## What this task involves:
Locate every line in the material below that has the word "color". Copy each of those lines.

Dataset records
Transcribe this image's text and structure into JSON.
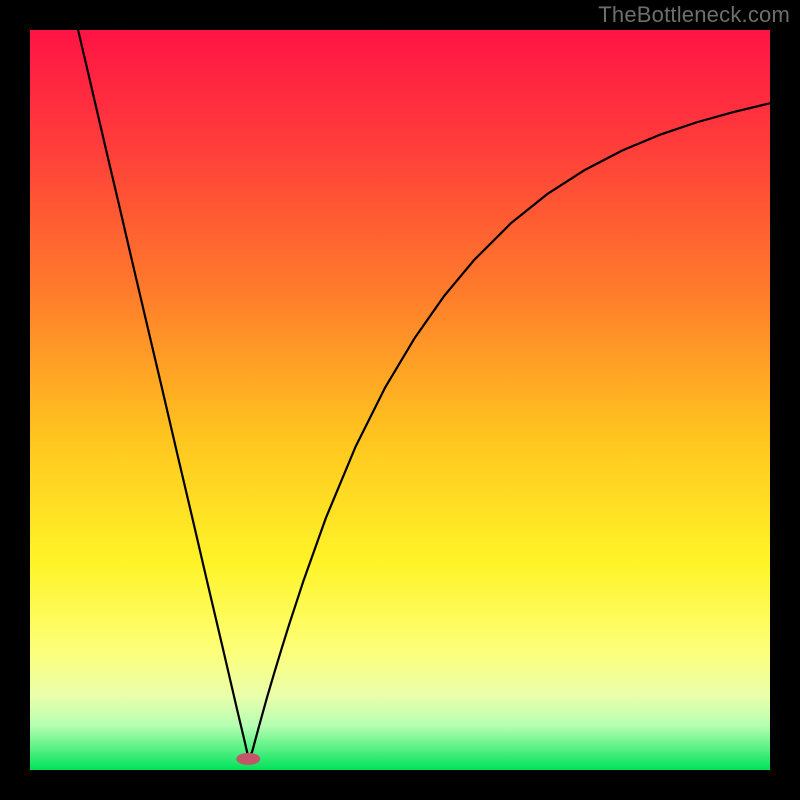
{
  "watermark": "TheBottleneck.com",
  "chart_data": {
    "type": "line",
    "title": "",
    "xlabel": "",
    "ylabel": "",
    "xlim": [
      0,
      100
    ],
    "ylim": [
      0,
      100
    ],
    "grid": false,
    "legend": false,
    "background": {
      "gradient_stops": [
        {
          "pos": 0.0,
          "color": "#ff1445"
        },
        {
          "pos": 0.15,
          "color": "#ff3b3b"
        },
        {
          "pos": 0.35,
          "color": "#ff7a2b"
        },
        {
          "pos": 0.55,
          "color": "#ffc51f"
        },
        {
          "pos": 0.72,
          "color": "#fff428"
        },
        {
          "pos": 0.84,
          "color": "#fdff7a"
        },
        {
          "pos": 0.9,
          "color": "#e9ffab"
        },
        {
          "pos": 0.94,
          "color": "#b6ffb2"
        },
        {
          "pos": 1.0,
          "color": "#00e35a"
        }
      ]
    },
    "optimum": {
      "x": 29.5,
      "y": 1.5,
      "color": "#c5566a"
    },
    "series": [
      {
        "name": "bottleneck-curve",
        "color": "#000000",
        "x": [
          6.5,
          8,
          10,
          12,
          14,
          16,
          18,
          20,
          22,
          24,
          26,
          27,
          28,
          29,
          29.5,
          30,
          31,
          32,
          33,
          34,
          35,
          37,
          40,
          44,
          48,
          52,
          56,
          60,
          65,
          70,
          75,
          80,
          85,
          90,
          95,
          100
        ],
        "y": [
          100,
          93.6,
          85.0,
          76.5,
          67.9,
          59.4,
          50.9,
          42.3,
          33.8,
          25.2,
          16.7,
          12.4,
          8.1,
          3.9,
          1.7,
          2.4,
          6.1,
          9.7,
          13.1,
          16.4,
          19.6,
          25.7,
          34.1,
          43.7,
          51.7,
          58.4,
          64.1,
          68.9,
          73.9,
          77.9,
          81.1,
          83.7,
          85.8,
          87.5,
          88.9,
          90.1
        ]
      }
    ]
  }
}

## Problem solution:
          "color": "#ff1445"
          "color": "#ff3b3b"
          "color": "#ff7a2b"
          "color": "#ffc51f"
          "color": "#fff428"
          "color": "#fdff7a"
          "color": "#e9ffab"
          "color": "#b6ffb2"
          "color": "#00e35a"
      "color": "#c5566a"
        "color": "#000000",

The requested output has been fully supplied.